■ **Material provided**:
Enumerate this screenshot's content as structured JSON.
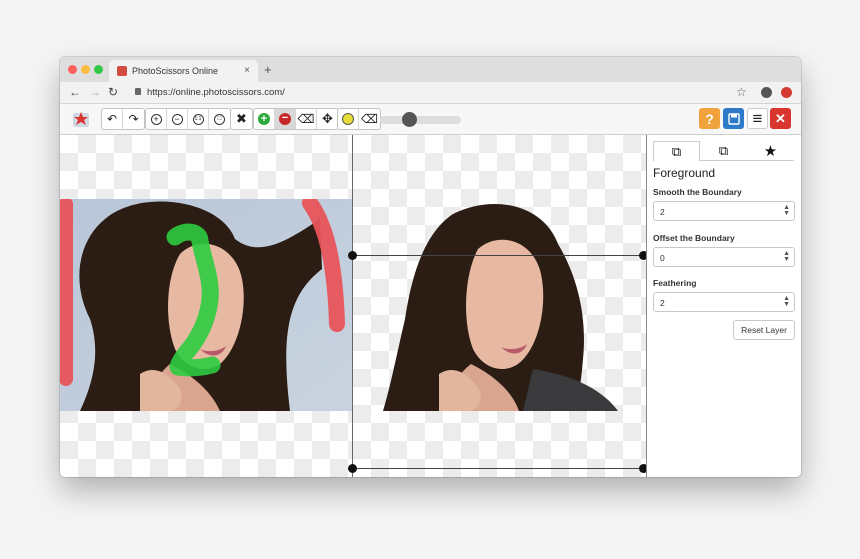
{
  "browser": {
    "tab_title": "PhotoScissors Online",
    "tab_close": "×",
    "new_tab": "+",
    "back": "←",
    "forward": "→",
    "reload": "↻",
    "url": "https://online.photoscissors.com/",
    "bookmark": "☆"
  },
  "toolbar": {
    "undo": "↶",
    "redo": "↷",
    "zoom_in": "+",
    "zoom_out": "−",
    "zoom_actual": "1:1",
    "zoom_fit": "□",
    "clear": "✖",
    "add_foreground": "+",
    "remove_background": "−",
    "eraser": "⌫",
    "move": "✥",
    "hair_marker": "●",
    "hair_eraser": "⌫",
    "help": "?",
    "save": "💾",
    "menu": "≡",
    "close": "✕",
    "brush_size_fraction": 0.33
  },
  "panel": {
    "tabs": [
      "⧉",
      "⧉",
      "★"
    ],
    "title": "Foreground",
    "smooth_label": "Smooth the Boundary",
    "smooth_value": "2",
    "offset_label": "Offset the Boundary",
    "offset_value": "0",
    "feathering_label": "Feathering",
    "feathering_value": "2",
    "reset_label": "Reset Layer"
  },
  "colors": {
    "foreground_marker": "#2ecc40",
    "background_marker": "#e8545a",
    "help_button": "#f0a23c",
    "save_button": "#2f79c9",
    "close_button": "#d9362f"
  }
}
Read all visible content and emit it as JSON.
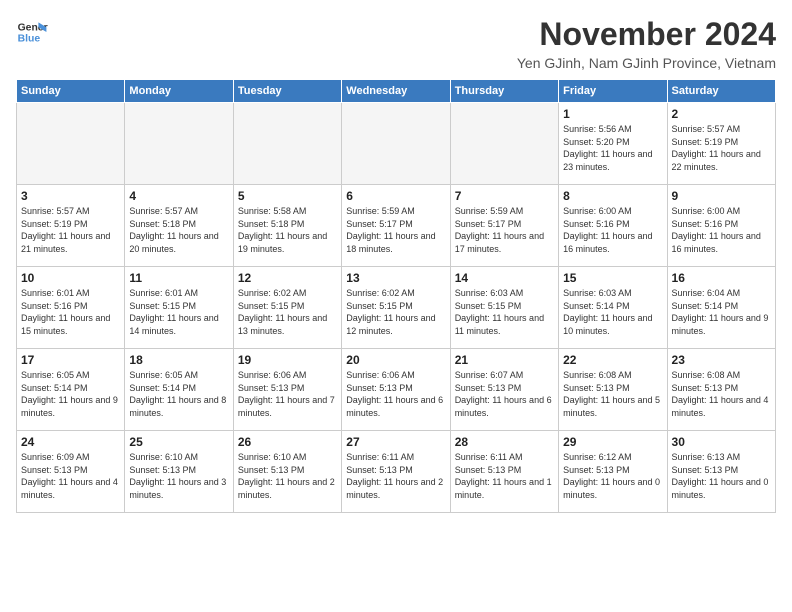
{
  "logo": {
    "line1": "General",
    "line2": "Blue"
  },
  "title": "November 2024",
  "location": "Yen GJinh, Nam GJinh Province, Vietnam",
  "weekdays": [
    "Sunday",
    "Monday",
    "Tuesday",
    "Wednesday",
    "Thursday",
    "Friday",
    "Saturday"
  ],
  "weeks": [
    [
      {
        "day": "",
        "info": ""
      },
      {
        "day": "",
        "info": ""
      },
      {
        "day": "",
        "info": ""
      },
      {
        "day": "",
        "info": ""
      },
      {
        "day": "",
        "info": ""
      },
      {
        "day": "1",
        "info": "Sunrise: 5:56 AM\nSunset: 5:20 PM\nDaylight: 11 hours and 23 minutes."
      },
      {
        "day": "2",
        "info": "Sunrise: 5:57 AM\nSunset: 5:19 PM\nDaylight: 11 hours and 22 minutes."
      }
    ],
    [
      {
        "day": "3",
        "info": "Sunrise: 5:57 AM\nSunset: 5:19 PM\nDaylight: 11 hours and 21 minutes."
      },
      {
        "day": "4",
        "info": "Sunrise: 5:57 AM\nSunset: 5:18 PM\nDaylight: 11 hours and 20 minutes."
      },
      {
        "day": "5",
        "info": "Sunrise: 5:58 AM\nSunset: 5:18 PM\nDaylight: 11 hours and 19 minutes."
      },
      {
        "day": "6",
        "info": "Sunrise: 5:59 AM\nSunset: 5:17 PM\nDaylight: 11 hours and 18 minutes."
      },
      {
        "day": "7",
        "info": "Sunrise: 5:59 AM\nSunset: 5:17 PM\nDaylight: 11 hours and 17 minutes."
      },
      {
        "day": "8",
        "info": "Sunrise: 6:00 AM\nSunset: 5:16 PM\nDaylight: 11 hours and 16 minutes."
      },
      {
        "day": "9",
        "info": "Sunrise: 6:00 AM\nSunset: 5:16 PM\nDaylight: 11 hours and 16 minutes."
      }
    ],
    [
      {
        "day": "10",
        "info": "Sunrise: 6:01 AM\nSunset: 5:16 PM\nDaylight: 11 hours and 15 minutes."
      },
      {
        "day": "11",
        "info": "Sunrise: 6:01 AM\nSunset: 5:15 PM\nDaylight: 11 hours and 14 minutes."
      },
      {
        "day": "12",
        "info": "Sunrise: 6:02 AM\nSunset: 5:15 PM\nDaylight: 11 hours and 13 minutes."
      },
      {
        "day": "13",
        "info": "Sunrise: 6:02 AM\nSunset: 5:15 PM\nDaylight: 11 hours and 12 minutes."
      },
      {
        "day": "14",
        "info": "Sunrise: 6:03 AM\nSunset: 5:15 PM\nDaylight: 11 hours and 11 minutes."
      },
      {
        "day": "15",
        "info": "Sunrise: 6:03 AM\nSunset: 5:14 PM\nDaylight: 11 hours and 10 minutes."
      },
      {
        "day": "16",
        "info": "Sunrise: 6:04 AM\nSunset: 5:14 PM\nDaylight: 11 hours and 9 minutes."
      }
    ],
    [
      {
        "day": "17",
        "info": "Sunrise: 6:05 AM\nSunset: 5:14 PM\nDaylight: 11 hours and 9 minutes."
      },
      {
        "day": "18",
        "info": "Sunrise: 6:05 AM\nSunset: 5:14 PM\nDaylight: 11 hours and 8 minutes."
      },
      {
        "day": "19",
        "info": "Sunrise: 6:06 AM\nSunset: 5:13 PM\nDaylight: 11 hours and 7 minutes."
      },
      {
        "day": "20",
        "info": "Sunrise: 6:06 AM\nSunset: 5:13 PM\nDaylight: 11 hours and 6 minutes."
      },
      {
        "day": "21",
        "info": "Sunrise: 6:07 AM\nSunset: 5:13 PM\nDaylight: 11 hours and 6 minutes."
      },
      {
        "day": "22",
        "info": "Sunrise: 6:08 AM\nSunset: 5:13 PM\nDaylight: 11 hours and 5 minutes."
      },
      {
        "day": "23",
        "info": "Sunrise: 6:08 AM\nSunset: 5:13 PM\nDaylight: 11 hours and 4 minutes."
      }
    ],
    [
      {
        "day": "24",
        "info": "Sunrise: 6:09 AM\nSunset: 5:13 PM\nDaylight: 11 hours and 4 minutes."
      },
      {
        "day": "25",
        "info": "Sunrise: 6:10 AM\nSunset: 5:13 PM\nDaylight: 11 hours and 3 minutes."
      },
      {
        "day": "26",
        "info": "Sunrise: 6:10 AM\nSunset: 5:13 PM\nDaylight: 11 hours and 2 minutes."
      },
      {
        "day": "27",
        "info": "Sunrise: 6:11 AM\nSunset: 5:13 PM\nDaylight: 11 hours and 2 minutes."
      },
      {
        "day": "28",
        "info": "Sunrise: 6:11 AM\nSunset: 5:13 PM\nDaylight: 11 hours and 1 minute."
      },
      {
        "day": "29",
        "info": "Sunrise: 6:12 AM\nSunset: 5:13 PM\nDaylight: 11 hours and 0 minutes."
      },
      {
        "day": "30",
        "info": "Sunrise: 6:13 AM\nSunset: 5:13 PM\nDaylight: 11 hours and 0 minutes."
      }
    ]
  ]
}
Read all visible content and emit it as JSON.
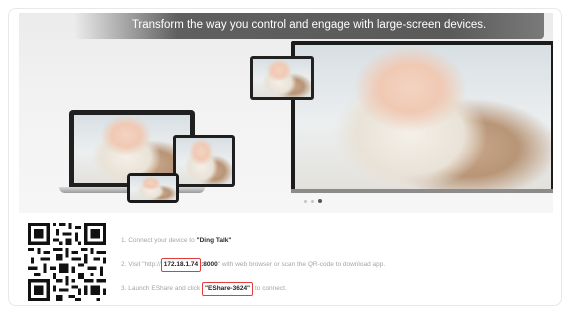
{
  "banner": {
    "title": "Transform the way you control and engage with large-screen devices.",
    "carousel_dots": 3,
    "carousel_active_index": 2
  },
  "instructions": {
    "step1": {
      "prefix": "1. Connect your device to ",
      "network": "\"Ding Talk\""
    },
    "step2": {
      "prefix": "2. Visit \"http://",
      "ip": "172.18.1.74",
      "port": ":8000",
      "suffix": "\" with web browser or scan the QR-code to download app."
    },
    "step3": {
      "prefix": "3. Launch EShare and click ",
      "device": "\"EShare-3624\"",
      "suffix": " to connect."
    }
  },
  "colors": {
    "highlight_border": "#e23d3d",
    "step_text": "#a5a5a5",
    "banner_title_bg": "#5f5f5f"
  },
  "icons": {
    "qr": "qr-code-icon"
  }
}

■ **Exercise aim**: Copy each line in full and exactly, omitting any picture.

■ **Answer to this exercise**:
Enumerate this screenshot's content as structured JSON.
{
  "browser": {
    "tab_title": "PhotoScissors Online",
    "tab_close": "×",
    "new_tab": "+",
    "back": "←",
    "forward": "→",
    "reload": "↻",
    "url": "https://online.photoscissors.com/",
    "bookmark": "☆"
  },
  "toolbar": {
    "undo": "↶",
    "redo": "↷",
    "zoom_in": "+",
    "zoom_out": "−",
    "zoom_actual": "1:1",
    "zoom_fit": "□",
    "clear": "✖",
    "add_foreground": "+",
    "remove_background": "−",
    "eraser": "⌫",
    "move": "✥",
    "hair_marker": "●",
    "hair_eraser": "⌫",
    "help": "?",
    "save": "💾",
    "menu": "≡",
    "close": "✕",
    "brush_size_fraction": 0.33
  },
  "panel": {
    "tabs": [
      "⧉",
      "⧉",
      "★"
    ],
    "title": "Foreground",
    "smooth_label": "Smooth the Boundary",
    "smooth_value": "2",
    "offset_label": "Offset the Boundary",
    "offset_value": "0",
    "feathering_label": "Feathering",
    "feathering_value": "2",
    "reset_label": "Reset Layer"
  },
  "colors": {
    "foreground_marker": "#2ecc40",
    "background_marker": "#e8545a",
    "help_button": "#f0a23c",
    "save_button": "#2f79c9",
    "close_button": "#d9362f"
  }
}
Read all visible content and emit it as JSON.
{
  "logo": {
    "line1": "General",
    "line2": "Blue"
  },
  "title": "November 2024",
  "location": "Yen GJinh, Nam GJinh Province, Vietnam",
  "weekdays": [
    "Sunday",
    "Monday",
    "Tuesday",
    "Wednesday",
    "Thursday",
    "Friday",
    "Saturday"
  ],
  "weeks": [
    [
      {
        "day": "",
        "info": ""
      },
      {
        "day": "",
        "info": ""
      },
      {
        "day": "",
        "info": ""
      },
      {
        "day": "",
        "info": ""
      },
      {
        "day": "",
        "info": ""
      },
      {
        "day": "1",
        "info": "Sunrise: 5:56 AM\nSunset: 5:20 PM\nDaylight: 11 hours and 23 minutes."
      },
      {
        "day": "2",
        "info": "Sunrise: 5:57 AM\nSunset: 5:19 PM\nDaylight: 11 hours and 22 minutes."
      }
    ],
    [
      {
        "day": "3",
        "info": "Sunrise: 5:57 AM\nSunset: 5:19 PM\nDaylight: 11 hours and 21 minutes."
      },
      {
        "day": "4",
        "info": "Sunrise: 5:57 AM\nSunset: 5:18 PM\nDaylight: 11 hours and 20 minutes."
      },
      {
        "day": "5",
        "info": "Sunrise: 5:58 AM\nSunset: 5:18 PM\nDaylight: 11 hours and 19 minutes."
      },
      {
        "day": "6",
        "info": "Sunrise: 5:59 AM\nSunset: 5:17 PM\nDaylight: 11 hours and 18 minutes."
      },
      {
        "day": "7",
        "info": "Sunrise: 5:59 AM\nSunset: 5:17 PM\nDaylight: 11 hours and 17 minutes."
      },
      {
        "day": "8",
        "info": "Sunrise: 6:00 AM\nSunset: 5:16 PM\nDaylight: 11 hours and 16 minutes."
      },
      {
        "day": "9",
        "info": "Sunrise: 6:00 AM\nSunset: 5:16 PM\nDaylight: 11 hours and 16 minutes."
      }
    ],
    [
      {
        "day": "10",
        "info": "Sunrise: 6:01 AM\nSunset: 5:16 PM\nDaylight: 11 hours and 15 minutes."
      },
      {
        "day": "11",
        "info": "Sunrise: 6:01 AM\nSunset: 5:15 PM\nDaylight: 11 hours and 14 minutes."
      },
      {
        "day": "12",
        "info": "Sunrise: 6:02 AM\nSunset: 5:15 PM\nDaylight: 11 hours and 13 minutes."
      },
      {
        "day": "13",
        "info": "Sunrise: 6:02 AM\nSunset: 5:15 PM\nDaylight: 11 hours and 12 minutes."
      },
      {
        "day": "14",
        "info": "Sunrise: 6:03 AM\nSunset: 5:15 PM\nDaylight: 11 hours and 11 minutes."
      },
      {
        "day": "15",
        "info": "Sunrise: 6:03 AM\nSunset: 5:14 PM\nDaylight: 11 hours and 10 minutes."
      },
      {
        "day": "16",
        "info": "Sunrise: 6:04 AM\nSunset: 5:14 PM\nDaylight: 11 hours and 9 minutes."
      }
    ],
    [
      {
        "day": "17",
        "info": "Sunrise: 6:05 AM\nSunset: 5:14 PM\nDaylight: 11 hours and 9 minutes."
      },
      {
        "day": "18",
        "info": "Sunrise: 6:05 AM\nSunset: 5:14 PM\nDaylight: 11 hours and 8 minutes."
      },
      {
        "day": "19",
        "info": "Sunrise: 6:06 AM\nSunset: 5:13 PM\nDaylight: 11 hours and 7 minutes."
      },
      {
        "day": "20",
        "info": "Sunrise: 6:06 AM\nSunset: 5:13 PM\nDaylight: 11 hours and 6 minutes."
      },
      {
        "day": "21",
        "info": "Sunrise: 6:07 AM\nSunset: 5:13 PM\nDaylight: 11 hours and 6 minutes."
      },
      {
        "day": "22",
        "info": "Sunrise: 6:08 AM\nSunset: 5:13 PM\nDaylight: 11 hours and 5 minutes."
      },
      {
        "day": "23",
        "info": "Sunrise: 6:08 AM\nSunset: 5:13 PM\nDaylight: 11 hours and 4 minutes."
      }
    ],
    [
      {
        "day": "24",
        "info": "Sunrise: 6:09 AM\nSunset: 5:13 PM\nDaylight: 11 hours and 4 minutes."
      },
      {
        "day": "25",
        "info": "Sunrise: 6:10 AM\nSunset: 5:13 PM\nDaylight: 11 hours and 3 minutes."
      },
      {
        "day": "26",
        "info": "Sunrise: 6:10 AM\nSunset: 5:13 PM\nDaylight: 11 hours and 2 minutes."
      },
      {
        "day": "27",
        "info": "Sunrise: 6:11 AM\nSunset: 5:13 PM\nDaylight: 11 hours and 2 minutes."
      },
      {
        "day": "28",
        "info": "Sunrise: 6:11 AM\nSunset: 5:13 PM\nDaylight: 11 hours and 1 minute."
      },
      {
        "day": "29",
        "info": "Sunrise: 6:12 AM\nSunset: 5:13 PM\nDaylight: 11 hours and 0 minutes."
      },
      {
        "day": "30",
        "info": "Sunrise: 6:13 AM\nSunset: 5:13 PM\nDaylight: 11 hours and 0 minutes."
      }
    ]
  ]
}
Read all visible content and emit it as JSON.
{
  "banner": {
    "title": "Transform the way you control and engage with large-screen devices.",
    "carousel_dots": 3,
    "carousel_active_index": 2
  },
  "instructions": {
    "step1": {
      "prefix": "1. Connect your device to ",
      "network": "\"Ding Talk\""
    },
    "step2": {
      "prefix": "2. Visit \"http://",
      "ip": "172.18.1.74",
      "port": ":8000",
      "suffix": "\" with web browser or scan the QR-code to download app."
    },
    "step3": {
      "prefix": "3. Launch EShare and click ",
      "device": "\"EShare-3624\"",
      "suffix": " to connect."
    }
  },
  "colors": {
    "highlight_border": "#e23d3d",
    "step_text": "#a5a5a5",
    "banner_title_bg": "#5f5f5f"
  },
  "icons": {
    "qr": "qr-code-icon"
  }
}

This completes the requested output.